Look through the material below and give the number of lines holding "JSON", with no other words.

** start of Source material **

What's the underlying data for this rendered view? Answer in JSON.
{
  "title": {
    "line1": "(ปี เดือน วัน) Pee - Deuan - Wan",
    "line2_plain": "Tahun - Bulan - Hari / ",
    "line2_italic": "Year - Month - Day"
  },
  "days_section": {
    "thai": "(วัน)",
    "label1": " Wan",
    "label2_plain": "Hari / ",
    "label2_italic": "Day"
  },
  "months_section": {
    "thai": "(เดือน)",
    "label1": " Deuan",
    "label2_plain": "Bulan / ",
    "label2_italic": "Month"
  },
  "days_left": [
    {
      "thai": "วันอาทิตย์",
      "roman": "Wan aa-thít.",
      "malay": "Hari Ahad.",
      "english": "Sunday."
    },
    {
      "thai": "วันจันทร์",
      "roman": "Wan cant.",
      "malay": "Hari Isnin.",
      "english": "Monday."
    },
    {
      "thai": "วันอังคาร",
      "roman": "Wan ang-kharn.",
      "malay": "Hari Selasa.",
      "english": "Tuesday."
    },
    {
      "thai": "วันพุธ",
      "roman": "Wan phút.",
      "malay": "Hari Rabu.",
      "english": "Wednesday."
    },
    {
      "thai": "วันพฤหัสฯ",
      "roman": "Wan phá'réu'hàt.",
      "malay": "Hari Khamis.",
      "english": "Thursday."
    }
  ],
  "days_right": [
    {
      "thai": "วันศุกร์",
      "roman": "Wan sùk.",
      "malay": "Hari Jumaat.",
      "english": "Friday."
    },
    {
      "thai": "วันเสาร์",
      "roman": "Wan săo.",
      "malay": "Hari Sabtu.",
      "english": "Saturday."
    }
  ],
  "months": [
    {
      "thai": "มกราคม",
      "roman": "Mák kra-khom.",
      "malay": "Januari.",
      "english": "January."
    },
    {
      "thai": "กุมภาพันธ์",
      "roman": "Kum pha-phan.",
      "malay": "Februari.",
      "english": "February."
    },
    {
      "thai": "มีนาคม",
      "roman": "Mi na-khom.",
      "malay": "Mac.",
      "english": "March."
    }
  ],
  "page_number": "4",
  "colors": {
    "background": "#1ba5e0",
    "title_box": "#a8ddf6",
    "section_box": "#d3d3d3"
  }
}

** end of Source material **
** start of Source material **

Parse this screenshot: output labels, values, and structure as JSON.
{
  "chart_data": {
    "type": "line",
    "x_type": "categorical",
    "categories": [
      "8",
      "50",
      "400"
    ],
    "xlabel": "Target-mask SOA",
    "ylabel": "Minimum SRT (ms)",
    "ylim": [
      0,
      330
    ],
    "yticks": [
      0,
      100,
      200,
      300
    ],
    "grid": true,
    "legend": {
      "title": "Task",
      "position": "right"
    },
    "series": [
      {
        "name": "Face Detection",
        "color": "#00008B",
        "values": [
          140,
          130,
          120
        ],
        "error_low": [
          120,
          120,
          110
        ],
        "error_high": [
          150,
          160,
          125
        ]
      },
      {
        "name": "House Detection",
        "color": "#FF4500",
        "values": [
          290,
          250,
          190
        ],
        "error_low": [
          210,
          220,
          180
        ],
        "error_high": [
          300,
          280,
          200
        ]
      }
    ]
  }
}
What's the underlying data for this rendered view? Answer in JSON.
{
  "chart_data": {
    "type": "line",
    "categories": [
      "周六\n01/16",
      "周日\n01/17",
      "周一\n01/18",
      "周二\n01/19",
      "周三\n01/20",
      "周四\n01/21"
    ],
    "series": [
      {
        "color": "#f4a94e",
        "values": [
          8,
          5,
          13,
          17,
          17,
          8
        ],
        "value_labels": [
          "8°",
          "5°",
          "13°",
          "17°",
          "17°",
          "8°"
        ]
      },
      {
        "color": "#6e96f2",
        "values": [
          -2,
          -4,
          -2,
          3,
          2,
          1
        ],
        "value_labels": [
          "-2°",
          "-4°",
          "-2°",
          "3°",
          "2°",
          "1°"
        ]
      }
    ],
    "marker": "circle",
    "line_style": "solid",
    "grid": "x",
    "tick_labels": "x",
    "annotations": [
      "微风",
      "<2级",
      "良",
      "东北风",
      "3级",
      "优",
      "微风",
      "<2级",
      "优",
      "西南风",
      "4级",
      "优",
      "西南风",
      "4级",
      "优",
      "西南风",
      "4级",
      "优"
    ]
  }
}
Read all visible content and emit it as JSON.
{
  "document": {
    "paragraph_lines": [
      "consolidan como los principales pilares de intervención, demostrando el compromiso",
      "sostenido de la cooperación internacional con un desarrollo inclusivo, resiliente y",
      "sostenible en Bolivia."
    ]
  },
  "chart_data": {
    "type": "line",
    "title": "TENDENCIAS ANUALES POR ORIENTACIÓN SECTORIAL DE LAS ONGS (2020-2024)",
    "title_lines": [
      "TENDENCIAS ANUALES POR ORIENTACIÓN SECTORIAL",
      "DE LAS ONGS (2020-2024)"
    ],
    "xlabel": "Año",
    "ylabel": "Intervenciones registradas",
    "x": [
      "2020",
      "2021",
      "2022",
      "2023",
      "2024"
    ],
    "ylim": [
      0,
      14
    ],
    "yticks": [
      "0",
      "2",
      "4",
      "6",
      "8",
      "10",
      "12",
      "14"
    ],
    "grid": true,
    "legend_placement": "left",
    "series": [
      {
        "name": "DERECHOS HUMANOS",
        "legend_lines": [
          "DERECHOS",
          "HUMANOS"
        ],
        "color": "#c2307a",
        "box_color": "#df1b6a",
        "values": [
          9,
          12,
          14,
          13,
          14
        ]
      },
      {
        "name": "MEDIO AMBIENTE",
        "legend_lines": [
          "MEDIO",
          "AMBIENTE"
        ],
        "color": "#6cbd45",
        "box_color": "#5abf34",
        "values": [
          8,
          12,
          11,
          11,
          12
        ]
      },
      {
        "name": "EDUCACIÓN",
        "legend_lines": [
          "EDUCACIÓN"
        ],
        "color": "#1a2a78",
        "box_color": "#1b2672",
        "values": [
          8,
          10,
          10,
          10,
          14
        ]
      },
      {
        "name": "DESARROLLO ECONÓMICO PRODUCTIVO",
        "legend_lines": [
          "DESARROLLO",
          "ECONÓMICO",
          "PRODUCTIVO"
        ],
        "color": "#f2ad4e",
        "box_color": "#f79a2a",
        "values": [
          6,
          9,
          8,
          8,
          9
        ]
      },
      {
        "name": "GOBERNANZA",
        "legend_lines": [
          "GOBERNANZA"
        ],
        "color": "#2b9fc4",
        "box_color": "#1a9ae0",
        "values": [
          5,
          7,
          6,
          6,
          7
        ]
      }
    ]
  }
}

** end of Source material **

_Correct answer_. 4